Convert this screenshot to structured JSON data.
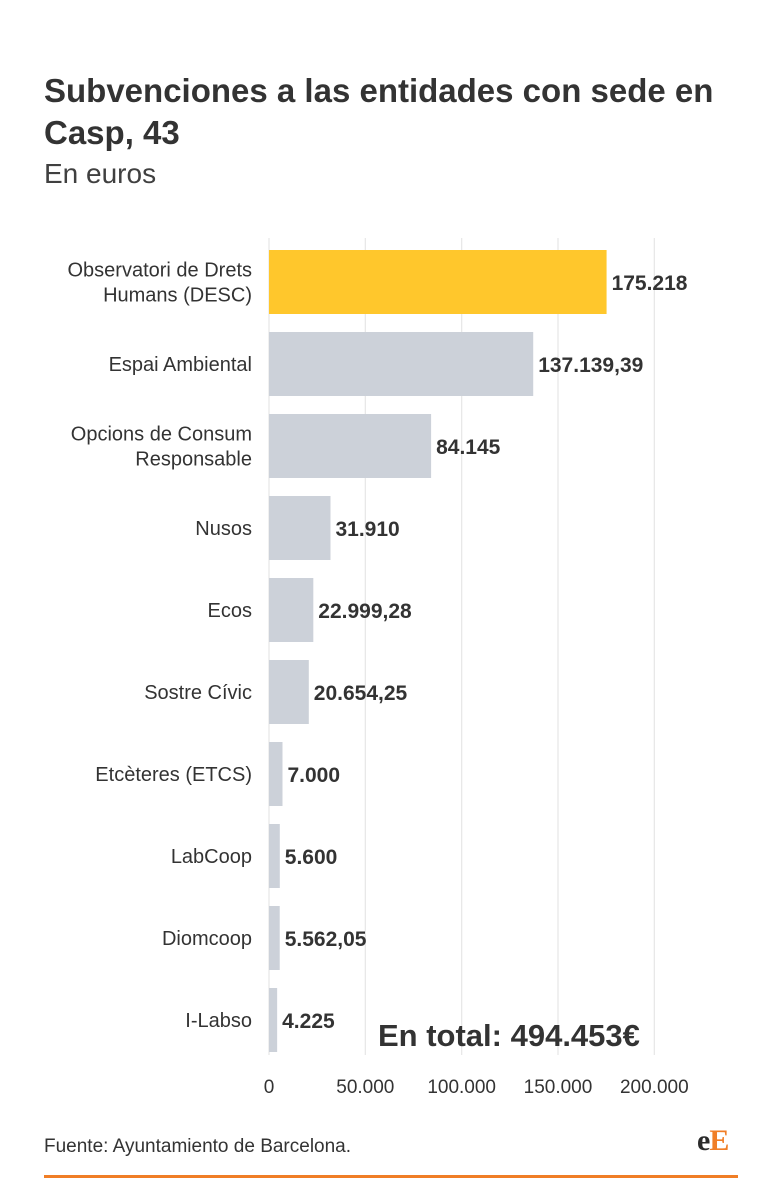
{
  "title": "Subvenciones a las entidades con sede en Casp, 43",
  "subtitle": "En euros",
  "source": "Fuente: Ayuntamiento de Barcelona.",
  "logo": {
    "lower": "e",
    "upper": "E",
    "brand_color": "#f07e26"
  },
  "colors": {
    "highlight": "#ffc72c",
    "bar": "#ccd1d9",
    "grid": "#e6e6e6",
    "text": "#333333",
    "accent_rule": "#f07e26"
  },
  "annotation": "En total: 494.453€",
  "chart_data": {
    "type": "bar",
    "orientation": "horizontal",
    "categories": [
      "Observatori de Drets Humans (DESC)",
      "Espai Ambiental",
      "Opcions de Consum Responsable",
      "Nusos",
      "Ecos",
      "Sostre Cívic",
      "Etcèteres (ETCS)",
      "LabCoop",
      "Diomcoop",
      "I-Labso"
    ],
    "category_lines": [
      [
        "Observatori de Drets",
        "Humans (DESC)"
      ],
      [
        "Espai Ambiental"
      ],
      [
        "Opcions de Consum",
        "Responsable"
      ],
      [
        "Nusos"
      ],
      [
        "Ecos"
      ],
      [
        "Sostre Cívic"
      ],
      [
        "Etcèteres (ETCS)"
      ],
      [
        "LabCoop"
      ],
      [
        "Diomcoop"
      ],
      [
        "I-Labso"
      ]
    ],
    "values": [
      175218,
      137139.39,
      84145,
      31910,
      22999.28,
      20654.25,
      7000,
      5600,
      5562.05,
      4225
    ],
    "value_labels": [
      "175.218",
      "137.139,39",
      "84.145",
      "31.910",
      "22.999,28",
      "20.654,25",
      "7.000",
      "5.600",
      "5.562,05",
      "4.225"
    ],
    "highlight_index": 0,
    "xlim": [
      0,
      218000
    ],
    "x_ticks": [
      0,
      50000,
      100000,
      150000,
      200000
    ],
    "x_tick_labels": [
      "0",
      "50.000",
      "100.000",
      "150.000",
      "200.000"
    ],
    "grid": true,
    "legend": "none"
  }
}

--------------------------------

TASK PROMPT
Reproduce each record above by retyping it exactly; omit all images.

THE RESPONSE
Convert this screenshot to structured JSON data.
{
  "title": "Subvenciones a las entidades con sede en Casp, 43",
  "subtitle": "En euros",
  "source": "Fuente: Ayuntamiento de Barcelona.",
  "logo": {
    "lower": "e",
    "upper": "E",
    "brand_color": "#f07e26"
  },
  "colors": {
    "highlight": "#ffc72c",
    "bar": "#ccd1d9",
    "grid": "#e6e6e6",
    "text": "#333333",
    "accent_rule": "#f07e26"
  },
  "annotation": "En total: 494.453€",
  "chart_data": {
    "type": "bar",
    "orientation": "horizontal",
    "categories": [
      "Observatori de Drets Humans (DESC)",
      "Espai Ambiental",
      "Opcions de Consum Responsable",
      "Nusos",
      "Ecos",
      "Sostre Cívic",
      "Etcèteres (ETCS)",
      "LabCoop",
      "Diomcoop",
      "I-Labso"
    ],
    "category_lines": [
      [
        "Observatori de Drets",
        "Humans (DESC)"
      ],
      [
        "Espai Ambiental"
      ],
      [
        "Opcions de Consum",
        "Responsable"
      ],
      [
        "Nusos"
      ],
      [
        "Ecos"
      ],
      [
        "Sostre Cívic"
      ],
      [
        "Etcèteres (ETCS)"
      ],
      [
        "LabCoop"
      ],
      [
        "Diomcoop"
      ],
      [
        "I-Labso"
      ]
    ],
    "values": [
      175218,
      137139.39,
      84145,
      31910,
      22999.28,
      20654.25,
      7000,
      5600,
      5562.05,
      4225
    ],
    "value_labels": [
      "175.218",
      "137.139,39",
      "84.145",
      "31.910",
      "22.999,28",
      "20.654,25",
      "7.000",
      "5.600",
      "5.562,05",
      "4.225"
    ],
    "highlight_index": 0,
    "xlim": [
      0,
      218000
    ],
    "x_ticks": [
      0,
      50000,
      100000,
      150000,
      200000
    ],
    "x_tick_labels": [
      "0",
      "50.000",
      "100.000",
      "150.000",
      "200.000"
    ],
    "grid": true,
    "legend": "none"
  }
}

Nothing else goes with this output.